__Aim__. Output nothing but the number of lines that include the word "JSON".

__Data rows__.

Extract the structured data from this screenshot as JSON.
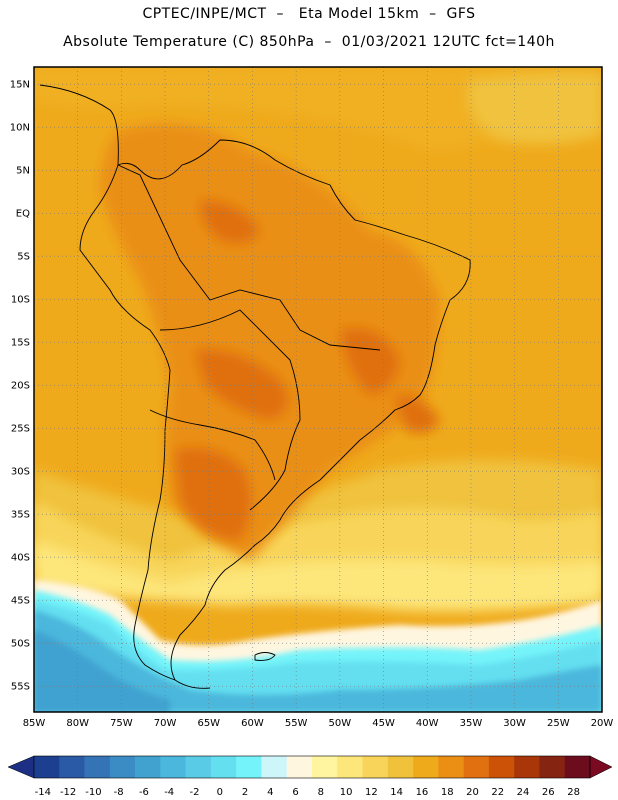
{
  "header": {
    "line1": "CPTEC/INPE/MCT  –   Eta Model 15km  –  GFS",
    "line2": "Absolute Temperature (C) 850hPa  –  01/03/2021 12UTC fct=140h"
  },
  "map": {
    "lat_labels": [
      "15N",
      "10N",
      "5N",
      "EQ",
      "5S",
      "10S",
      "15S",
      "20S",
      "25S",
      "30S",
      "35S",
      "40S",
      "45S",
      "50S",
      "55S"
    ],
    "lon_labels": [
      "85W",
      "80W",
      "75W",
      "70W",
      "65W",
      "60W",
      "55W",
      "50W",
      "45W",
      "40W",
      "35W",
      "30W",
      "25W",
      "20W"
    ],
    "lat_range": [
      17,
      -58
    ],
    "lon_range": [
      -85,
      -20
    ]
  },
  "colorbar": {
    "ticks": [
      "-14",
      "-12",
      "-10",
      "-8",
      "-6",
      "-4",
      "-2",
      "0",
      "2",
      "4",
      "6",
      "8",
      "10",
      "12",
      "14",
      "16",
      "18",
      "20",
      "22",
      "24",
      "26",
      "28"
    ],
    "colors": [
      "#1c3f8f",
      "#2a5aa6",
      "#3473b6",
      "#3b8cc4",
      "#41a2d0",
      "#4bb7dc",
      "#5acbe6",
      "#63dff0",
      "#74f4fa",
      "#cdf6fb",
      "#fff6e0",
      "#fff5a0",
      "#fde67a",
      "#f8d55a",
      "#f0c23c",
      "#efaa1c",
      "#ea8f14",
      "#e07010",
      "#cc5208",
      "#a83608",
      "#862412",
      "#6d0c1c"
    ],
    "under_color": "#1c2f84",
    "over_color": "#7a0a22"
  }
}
--
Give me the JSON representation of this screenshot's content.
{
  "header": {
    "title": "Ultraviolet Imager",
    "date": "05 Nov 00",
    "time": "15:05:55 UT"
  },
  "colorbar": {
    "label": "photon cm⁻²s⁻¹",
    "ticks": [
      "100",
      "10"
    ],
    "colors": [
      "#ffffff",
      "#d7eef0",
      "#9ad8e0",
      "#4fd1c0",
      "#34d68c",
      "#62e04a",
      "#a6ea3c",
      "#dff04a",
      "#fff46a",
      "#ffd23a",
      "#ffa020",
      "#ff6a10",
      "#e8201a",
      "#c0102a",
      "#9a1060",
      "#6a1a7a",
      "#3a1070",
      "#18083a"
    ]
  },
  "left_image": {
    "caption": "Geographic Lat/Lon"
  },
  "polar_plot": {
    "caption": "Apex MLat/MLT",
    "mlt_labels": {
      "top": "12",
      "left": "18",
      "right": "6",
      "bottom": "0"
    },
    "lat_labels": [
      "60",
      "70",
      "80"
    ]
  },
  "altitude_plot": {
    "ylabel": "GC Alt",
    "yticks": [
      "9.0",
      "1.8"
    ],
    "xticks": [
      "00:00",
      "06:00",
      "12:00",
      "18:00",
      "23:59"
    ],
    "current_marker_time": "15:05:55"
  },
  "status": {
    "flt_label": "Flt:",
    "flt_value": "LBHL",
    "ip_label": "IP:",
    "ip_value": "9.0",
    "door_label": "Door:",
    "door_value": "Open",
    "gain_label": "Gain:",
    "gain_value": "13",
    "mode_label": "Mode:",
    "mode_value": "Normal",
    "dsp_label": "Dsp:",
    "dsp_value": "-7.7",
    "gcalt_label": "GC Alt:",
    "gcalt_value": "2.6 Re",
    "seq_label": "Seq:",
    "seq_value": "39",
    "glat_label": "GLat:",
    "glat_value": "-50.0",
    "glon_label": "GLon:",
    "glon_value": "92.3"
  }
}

__Task response__. 2